>> Begin

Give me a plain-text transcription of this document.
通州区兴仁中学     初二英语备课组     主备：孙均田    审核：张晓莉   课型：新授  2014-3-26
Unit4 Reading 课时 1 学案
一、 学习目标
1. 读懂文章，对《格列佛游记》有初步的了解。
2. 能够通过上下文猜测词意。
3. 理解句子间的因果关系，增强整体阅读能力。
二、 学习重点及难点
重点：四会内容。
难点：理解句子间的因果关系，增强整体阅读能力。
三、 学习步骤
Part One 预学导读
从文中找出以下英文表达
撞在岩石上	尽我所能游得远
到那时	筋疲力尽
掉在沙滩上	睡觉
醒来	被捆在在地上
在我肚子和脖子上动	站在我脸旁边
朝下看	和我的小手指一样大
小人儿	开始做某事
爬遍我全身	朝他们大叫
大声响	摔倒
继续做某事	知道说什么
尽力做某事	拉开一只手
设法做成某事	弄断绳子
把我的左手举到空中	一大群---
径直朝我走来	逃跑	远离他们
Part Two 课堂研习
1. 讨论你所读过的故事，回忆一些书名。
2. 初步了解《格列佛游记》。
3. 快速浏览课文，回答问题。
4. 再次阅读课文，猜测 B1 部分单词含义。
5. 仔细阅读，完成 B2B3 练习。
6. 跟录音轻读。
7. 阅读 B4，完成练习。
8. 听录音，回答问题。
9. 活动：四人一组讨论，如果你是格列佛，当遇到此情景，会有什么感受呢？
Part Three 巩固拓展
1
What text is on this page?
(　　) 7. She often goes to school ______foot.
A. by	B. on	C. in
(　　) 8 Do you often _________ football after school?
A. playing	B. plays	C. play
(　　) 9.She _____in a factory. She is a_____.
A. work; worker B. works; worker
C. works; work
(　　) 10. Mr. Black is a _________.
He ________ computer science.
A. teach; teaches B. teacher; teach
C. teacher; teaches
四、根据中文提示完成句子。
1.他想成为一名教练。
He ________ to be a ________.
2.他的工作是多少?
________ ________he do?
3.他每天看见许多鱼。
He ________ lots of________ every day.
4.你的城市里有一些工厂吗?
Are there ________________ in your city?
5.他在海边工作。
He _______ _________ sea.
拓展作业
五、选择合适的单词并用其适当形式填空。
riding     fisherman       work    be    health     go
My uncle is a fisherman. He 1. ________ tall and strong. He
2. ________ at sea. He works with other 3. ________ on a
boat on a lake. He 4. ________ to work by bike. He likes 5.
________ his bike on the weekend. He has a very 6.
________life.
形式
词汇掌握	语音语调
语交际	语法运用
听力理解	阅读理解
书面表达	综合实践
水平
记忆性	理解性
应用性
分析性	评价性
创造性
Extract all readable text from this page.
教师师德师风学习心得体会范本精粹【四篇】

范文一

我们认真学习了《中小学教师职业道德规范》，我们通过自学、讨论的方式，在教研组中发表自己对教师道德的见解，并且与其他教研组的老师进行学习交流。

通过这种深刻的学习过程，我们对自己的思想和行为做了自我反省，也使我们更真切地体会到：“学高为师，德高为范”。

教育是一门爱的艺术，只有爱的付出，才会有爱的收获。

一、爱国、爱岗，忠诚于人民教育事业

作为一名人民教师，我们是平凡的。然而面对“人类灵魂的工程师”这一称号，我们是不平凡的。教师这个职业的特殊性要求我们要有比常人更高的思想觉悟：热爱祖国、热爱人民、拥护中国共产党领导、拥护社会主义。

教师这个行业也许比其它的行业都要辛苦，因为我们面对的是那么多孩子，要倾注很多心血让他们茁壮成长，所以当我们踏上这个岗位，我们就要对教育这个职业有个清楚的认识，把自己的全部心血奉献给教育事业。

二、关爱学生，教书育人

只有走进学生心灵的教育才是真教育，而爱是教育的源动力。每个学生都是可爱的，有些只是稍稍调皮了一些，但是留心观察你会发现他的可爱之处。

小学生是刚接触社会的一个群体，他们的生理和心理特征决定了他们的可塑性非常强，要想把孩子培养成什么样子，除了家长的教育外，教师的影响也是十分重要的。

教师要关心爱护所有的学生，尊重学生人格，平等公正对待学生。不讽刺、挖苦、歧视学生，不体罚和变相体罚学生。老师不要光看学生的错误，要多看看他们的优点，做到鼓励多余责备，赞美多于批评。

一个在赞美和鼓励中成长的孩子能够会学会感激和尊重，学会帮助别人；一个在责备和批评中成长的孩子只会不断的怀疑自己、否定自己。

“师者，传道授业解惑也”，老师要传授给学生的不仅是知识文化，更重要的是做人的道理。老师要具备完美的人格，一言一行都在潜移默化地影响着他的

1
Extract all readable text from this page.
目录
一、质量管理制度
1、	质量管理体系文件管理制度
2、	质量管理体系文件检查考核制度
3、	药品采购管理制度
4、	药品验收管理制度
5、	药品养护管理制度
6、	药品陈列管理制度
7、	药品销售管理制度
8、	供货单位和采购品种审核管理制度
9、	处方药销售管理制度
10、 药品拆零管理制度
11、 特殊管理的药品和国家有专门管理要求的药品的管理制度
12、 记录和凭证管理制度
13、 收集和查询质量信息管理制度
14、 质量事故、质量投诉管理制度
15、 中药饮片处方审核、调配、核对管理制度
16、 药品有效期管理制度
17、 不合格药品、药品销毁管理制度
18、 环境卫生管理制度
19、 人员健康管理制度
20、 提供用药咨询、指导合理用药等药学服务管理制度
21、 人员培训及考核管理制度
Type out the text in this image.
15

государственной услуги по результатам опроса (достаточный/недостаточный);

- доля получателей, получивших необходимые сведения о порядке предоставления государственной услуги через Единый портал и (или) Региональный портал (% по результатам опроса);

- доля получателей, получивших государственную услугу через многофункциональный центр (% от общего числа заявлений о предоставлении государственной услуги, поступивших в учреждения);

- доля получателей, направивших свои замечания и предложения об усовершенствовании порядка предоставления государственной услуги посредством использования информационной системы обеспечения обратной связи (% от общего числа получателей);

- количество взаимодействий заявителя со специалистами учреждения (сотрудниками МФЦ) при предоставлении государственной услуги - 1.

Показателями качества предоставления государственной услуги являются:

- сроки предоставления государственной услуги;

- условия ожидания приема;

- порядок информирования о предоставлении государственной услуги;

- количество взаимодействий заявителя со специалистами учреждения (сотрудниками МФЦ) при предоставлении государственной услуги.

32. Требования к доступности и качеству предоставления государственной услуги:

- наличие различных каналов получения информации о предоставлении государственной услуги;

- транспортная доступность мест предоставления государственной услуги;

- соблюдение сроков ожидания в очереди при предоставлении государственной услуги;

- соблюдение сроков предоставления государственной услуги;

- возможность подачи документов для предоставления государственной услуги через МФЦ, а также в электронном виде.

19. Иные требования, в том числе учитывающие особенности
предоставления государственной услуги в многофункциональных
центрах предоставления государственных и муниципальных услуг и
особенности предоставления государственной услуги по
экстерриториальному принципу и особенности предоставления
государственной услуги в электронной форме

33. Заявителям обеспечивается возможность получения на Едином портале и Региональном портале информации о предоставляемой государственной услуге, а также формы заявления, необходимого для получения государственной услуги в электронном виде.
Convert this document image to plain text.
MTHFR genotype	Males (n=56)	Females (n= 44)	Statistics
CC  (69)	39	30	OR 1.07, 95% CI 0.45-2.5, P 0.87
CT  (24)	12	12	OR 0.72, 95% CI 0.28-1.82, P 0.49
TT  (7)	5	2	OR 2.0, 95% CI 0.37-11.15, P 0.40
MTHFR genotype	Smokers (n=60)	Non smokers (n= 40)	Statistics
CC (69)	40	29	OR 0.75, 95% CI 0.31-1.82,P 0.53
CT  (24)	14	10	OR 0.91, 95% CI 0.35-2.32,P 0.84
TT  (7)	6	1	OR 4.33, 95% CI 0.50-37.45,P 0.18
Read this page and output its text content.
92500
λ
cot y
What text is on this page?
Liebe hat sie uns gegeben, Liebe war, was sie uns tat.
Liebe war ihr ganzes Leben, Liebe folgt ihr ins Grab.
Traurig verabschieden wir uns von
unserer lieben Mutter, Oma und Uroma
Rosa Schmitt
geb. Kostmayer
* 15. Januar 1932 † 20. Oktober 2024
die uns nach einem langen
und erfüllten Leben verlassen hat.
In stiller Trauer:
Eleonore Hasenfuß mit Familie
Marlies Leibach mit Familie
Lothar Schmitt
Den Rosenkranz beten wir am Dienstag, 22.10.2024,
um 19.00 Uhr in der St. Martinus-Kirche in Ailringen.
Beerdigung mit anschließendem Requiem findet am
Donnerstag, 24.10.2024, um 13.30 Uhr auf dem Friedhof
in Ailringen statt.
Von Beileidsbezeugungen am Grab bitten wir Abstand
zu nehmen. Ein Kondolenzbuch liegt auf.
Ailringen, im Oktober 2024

>> End

● **Task objective**
Transcribe exactly the line containing "Convert this document image to plain text." and all remaining lines of the material, ending with the last one.

● **The result**
Convert this document image to plain text.
MTHFR genotype	Males (n=56)	Females (n= 44)	Statistics
CC  (69)	39	30	OR 1.07, 95% CI 0.45-2.5, P 0.87
CT  (24)	12	12	OR 0.72, 95% CI 0.28-1.82, P 0.49
TT  (7)	5	2	OR 2.0, 95% CI 0.37-11.15, P 0.40
MTHFR genotype	Smokers (n=60)	Non smokers (n= 40)	Statistics
CC (69)	40	29	OR 0.75, 95% CI 0.31-1.82,P 0.53
CT  (24)	14	10	OR 0.91, 95% CI 0.35-2.32,P 0.84
TT  (7)	6	1	OR 4.33, 95% CI 0.50-37.45,P 0.18
Read this page and output its text content.
92500
λ
cot y
What text is on this page?
Liebe hat sie uns gegeben, Liebe war, was sie uns tat.
Liebe war ihr ganzes Leben, Liebe folgt ihr ins Grab.
Traurig verabschieden wir uns von
unserer lieben Mutter, Oma und Uroma
Rosa Schmitt
geb. Kostmayer
* 15. Januar 1932 † 20. Oktober 2024
die uns nach einem langen
und erfüllten Leben verlassen hat.
In stiller Trauer:
Eleonore Hasenfuß mit Familie
Marlies Leibach mit Familie
Lothar Schmitt
Den Rosenkranz beten wir am Dienstag, 22.10.2024,
um 19.00 Uhr in der St. Martinus-Kirche in Ailringen.
Beerdigung mit anschließendem Requiem findet am
Donnerstag, 24.10.2024, um 13.30 Uhr auf dem Friedhof
in Ailringen statt.
Von Beileidsbezeugungen am Grab bitten wir Abstand
zu nehmen. Ein Kondolenzbuch liegt auf.
Ailringen, im Oktober 2024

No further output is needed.